# GIVEN ENTRIES:
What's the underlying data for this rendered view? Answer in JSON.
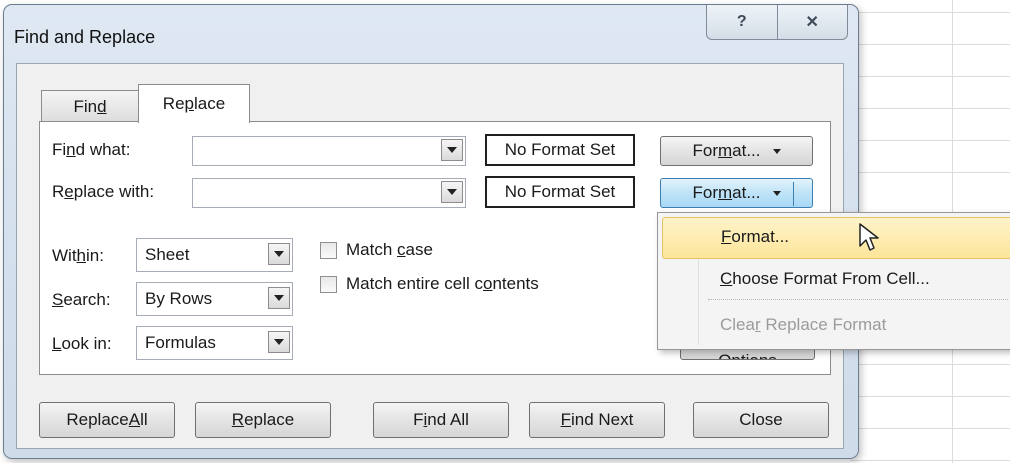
{
  "dialog": {
    "title": "Find and Replace",
    "help_icon": "?",
    "close_icon": "✕"
  },
  "tabs": {
    "find": {
      "pre": "Fin",
      "key": "d",
      "post": ""
    },
    "replace": {
      "pre": "Re",
      "key": "p",
      "post": "lace"
    }
  },
  "fields": {
    "find_what": {
      "pre": "Fi",
      "key": "n",
      "post": "d what:",
      "value": "",
      "format": "No Format Set"
    },
    "replace_with": {
      "pre": "R",
      "key": "e",
      "post": "place with:",
      "value": "",
      "format": "No Format Set"
    }
  },
  "options": {
    "within": {
      "pre": "Wit",
      "key": "h",
      "post": "in:",
      "value": "Sheet"
    },
    "search": {
      "pre": "",
      "key": "S",
      "post": "earch:",
      "value": "By Rows"
    },
    "look_in": {
      "pre": "",
      "key": "L",
      "post": "ook in:",
      "value": "Formulas"
    },
    "match_case": {
      "pre": "Match ",
      "key": "c",
      "post": "ase",
      "checked": false
    },
    "match_entire": {
      "pre": "Match entire cell c",
      "key": "o",
      "post": "ntents",
      "checked": false
    }
  },
  "format_buttons": {
    "find": {
      "pre": "For",
      "key": "m",
      "post": "at..."
    },
    "replace": {
      "pre": "For",
      "key": "m",
      "post": "at..."
    }
  },
  "options_button_partial": "Options",
  "menu": {
    "items": [
      {
        "pre": "",
        "key": "F",
        "post": "ormat...",
        "state": "highlighted"
      },
      {
        "pre": "",
        "key": "C",
        "post": "hoose Format From Cell...",
        "state": "normal"
      },
      {
        "pre": "Clea",
        "key": "r",
        "post": " Replace Format",
        "state": "disabled"
      }
    ]
  },
  "buttons": {
    "replace_all": {
      "pre": "Replace ",
      "key": "A",
      "post": "ll"
    },
    "replace": {
      "pre": "",
      "key": "R",
      "post": "eplace"
    },
    "find_all": {
      "pre": "F",
      "key": "i",
      "post": "nd All"
    },
    "find_next": {
      "pre": "",
      "key": "F",
      "post": "ind Next"
    },
    "close": {
      "pre": "Close",
      "key": "",
      "post": ""
    }
  }
}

# TASK BRIEF:
Gather every line containing the word "value" and copy it.

# RESULT OF THIS EXERCISE:
      "value": "",
      "value": "",
      "value": "Sheet"
      "value": "By Rows"
      "value": "Formulas"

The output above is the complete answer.